Directions for this task: Repeat each line exactly, leaving nothing out.

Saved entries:
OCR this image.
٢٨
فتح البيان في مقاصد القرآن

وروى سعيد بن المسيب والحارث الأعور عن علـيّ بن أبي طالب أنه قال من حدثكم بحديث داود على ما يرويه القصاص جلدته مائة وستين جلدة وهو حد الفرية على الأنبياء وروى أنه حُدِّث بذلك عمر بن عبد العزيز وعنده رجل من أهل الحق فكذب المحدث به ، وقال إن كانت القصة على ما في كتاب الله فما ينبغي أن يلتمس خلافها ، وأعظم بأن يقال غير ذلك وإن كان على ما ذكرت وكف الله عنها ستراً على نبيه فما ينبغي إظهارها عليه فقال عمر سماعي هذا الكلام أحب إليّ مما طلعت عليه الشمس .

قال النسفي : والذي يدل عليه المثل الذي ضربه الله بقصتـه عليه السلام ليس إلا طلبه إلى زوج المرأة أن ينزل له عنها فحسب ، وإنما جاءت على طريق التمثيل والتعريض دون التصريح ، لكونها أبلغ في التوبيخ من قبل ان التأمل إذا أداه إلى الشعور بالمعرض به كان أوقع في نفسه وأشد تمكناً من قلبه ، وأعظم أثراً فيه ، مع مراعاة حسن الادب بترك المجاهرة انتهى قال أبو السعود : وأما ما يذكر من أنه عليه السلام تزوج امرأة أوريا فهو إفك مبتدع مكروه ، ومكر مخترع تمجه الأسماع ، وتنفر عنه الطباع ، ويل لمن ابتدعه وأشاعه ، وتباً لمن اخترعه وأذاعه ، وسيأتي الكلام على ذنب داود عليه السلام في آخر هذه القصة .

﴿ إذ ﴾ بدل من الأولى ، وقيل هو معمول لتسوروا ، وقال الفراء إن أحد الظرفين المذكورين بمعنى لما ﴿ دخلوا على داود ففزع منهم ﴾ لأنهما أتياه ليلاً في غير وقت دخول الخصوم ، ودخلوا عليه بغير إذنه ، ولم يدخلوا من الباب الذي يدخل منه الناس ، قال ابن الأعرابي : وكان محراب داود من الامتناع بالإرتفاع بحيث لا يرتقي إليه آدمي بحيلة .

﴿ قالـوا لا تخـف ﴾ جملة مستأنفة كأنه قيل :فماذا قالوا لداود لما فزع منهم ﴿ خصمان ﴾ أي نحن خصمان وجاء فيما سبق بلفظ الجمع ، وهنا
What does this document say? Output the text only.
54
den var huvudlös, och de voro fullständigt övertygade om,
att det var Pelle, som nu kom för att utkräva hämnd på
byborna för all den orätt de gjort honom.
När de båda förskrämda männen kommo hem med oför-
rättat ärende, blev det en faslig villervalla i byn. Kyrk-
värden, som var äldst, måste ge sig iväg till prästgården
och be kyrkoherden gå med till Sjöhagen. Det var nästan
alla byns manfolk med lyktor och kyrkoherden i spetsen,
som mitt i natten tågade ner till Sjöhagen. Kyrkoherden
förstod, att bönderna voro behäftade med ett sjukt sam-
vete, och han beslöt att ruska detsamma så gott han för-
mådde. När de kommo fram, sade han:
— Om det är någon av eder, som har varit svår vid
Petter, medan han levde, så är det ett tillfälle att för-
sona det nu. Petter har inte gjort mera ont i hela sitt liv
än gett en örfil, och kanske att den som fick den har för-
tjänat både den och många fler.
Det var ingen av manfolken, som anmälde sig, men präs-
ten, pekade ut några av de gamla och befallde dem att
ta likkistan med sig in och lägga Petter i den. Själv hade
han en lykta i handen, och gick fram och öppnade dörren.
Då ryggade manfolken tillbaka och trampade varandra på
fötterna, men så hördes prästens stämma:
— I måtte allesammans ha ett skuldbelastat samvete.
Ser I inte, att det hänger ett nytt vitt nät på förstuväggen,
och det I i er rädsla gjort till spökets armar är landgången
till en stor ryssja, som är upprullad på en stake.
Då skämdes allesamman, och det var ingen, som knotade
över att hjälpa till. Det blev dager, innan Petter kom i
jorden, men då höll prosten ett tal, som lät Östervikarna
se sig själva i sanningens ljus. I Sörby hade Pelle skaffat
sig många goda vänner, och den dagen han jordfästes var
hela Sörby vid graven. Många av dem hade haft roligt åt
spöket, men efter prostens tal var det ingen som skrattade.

Response to this exercise:
OCR this image.
٢٨
فتح البيان في مقاصد القرآن

وروى سعيد بن المسيب والحارث الأعور عن علـيّ بن أبي طالب أنه قال من حدثكم بحديث داود على ما يرويه القصاص جلدته مائة وستين جلدة وهو حد الفرية على الأنبياء وروى أنه حُدِّث بذلك عمر بن عبد العزيز وعنده رجل من أهل الحق فكذب المحدث به ، وقال إن كانت القصة على ما في كتاب الله فما ينبغي أن يلتمس خلافها ، وأعظم بأن يقال غير ذلك وإن كان على ما ذكرت وكف الله عنها ستراً على نبيه فما ينبغي إظهارها عليه فقال عمر سماعي هذا الكلام أحب إليّ مما طلعت عليه الشمس .

قال النسفي : والذي يدل عليه المثل الذي ضربه الله بقصتـه عليه السلام ليس إلا طلبه إلى زوج المرأة أن ينزل له عنها فحسب ، وإنما جاءت على طريق التمثيل والتعريض دون التصريح ، لكونها أبلغ في التوبيخ من قبل ان التأمل إذا أداه إلى الشعور بالمعرض به كان أوقع في نفسه وأشد تمكناً من قلبه ، وأعظم أثراً فيه ، مع مراعاة حسن الادب بترك المجاهرة انتهى قال أبو السعود : وأما ما يذكر من أنه عليه السلام تزوج امرأة أوريا فهو إفك مبتدع مكروه ، ومكر مخترع تمجه الأسماع ، وتنفر عنه الطباع ، ويل لمن ابتدعه وأشاعه ، وتباً لمن اخترعه وأذاعه ، وسيأتي الكلام على ذنب داود عليه السلام في آخر هذه القصة .

﴿ إذ ﴾ بدل من الأولى ، وقيل هو معمول لتسوروا ، وقال الفراء إن أحد الظرفين المذكورين بمعنى لما ﴿ دخلوا على داود ففزع منهم ﴾ لأنهما أتياه ليلاً في غير وقت دخول الخصوم ، ودخلوا عليه بغير إذنه ، ولم يدخلوا من الباب الذي يدخل منه الناس ، قال ابن الأعرابي : وكان محراب داود من الامتناع بالإرتفاع بحيث لا يرتقي إليه آدمي بحيلة .

﴿ قالـوا لا تخـف ﴾ جملة مستأنفة كأنه قيل :فماذا قالوا لداود لما فزع منهم ﴿ خصمان ﴾ أي نحن خصمان وجاء فيما سبق بلفظ الجمع ، وهنا
What does this document say? Output the text only.
54
den var huvudlös, och de voro fullständigt övertygade om,
att det var Pelle, som nu kom för att utkräva hämnd på
byborna för all den orätt de gjort honom.
När de båda förskrämda männen kommo hem med oför-
rättat ärende, blev det en faslig villervalla i byn. Kyrk-
värden, som var äldst, måste ge sig iväg till prästgården
och be kyrkoherden gå med till Sjöhagen. Det var nästan
alla byns manfolk med lyktor och kyrkoherden i spetsen,
som mitt i natten tågade ner till Sjöhagen. Kyrkoherden
förstod, att bönderna voro behäftade med ett sjukt sam-
vete, och han beslöt att ruska detsamma så gott han för-
mådde. När de kommo fram, sade han:
— Om det är någon av eder, som har varit svår vid
Petter, medan han levde, så är det ett tillfälle att för-
sona det nu. Petter har inte gjort mera ont i hela sitt liv
än gett en örfil, och kanske att den som fick den har för-
tjänat både den och många fler.
Det var ingen av manfolken, som anmälde sig, men präs-
ten, pekade ut några av de gamla och befallde dem att
ta likkistan med sig in och lägga Petter i den. Själv hade
han en lykta i handen, och gick fram och öppnade dörren.
Då ryggade manfolken tillbaka och trampade varandra på
fötterna, men så hördes prästens stämma:
— I måtte allesammans ha ett skuldbelastat samvete.
Ser I inte, att det hänger ett nytt vitt nät på förstuväggen,
och det I i er rädsla gjort till spökets armar är landgången
till en stor ryssja, som är upprullad på en stake.
Då skämdes allesamman, och det var ingen, som knotade
över att hjälpa till. Det blev dager, innan Petter kom i
jorden, men då höll prosten ett tal, som lät Östervikarna
se sig själva i sanningens ljus. I Sörby hade Pelle skaffat
sig många goda vänner, och den dagen han jordfästes var
hela Sörby vid graven. Många av dem hade haft roligt åt
spöket, men efter prostens tal var det ingen som skrattade.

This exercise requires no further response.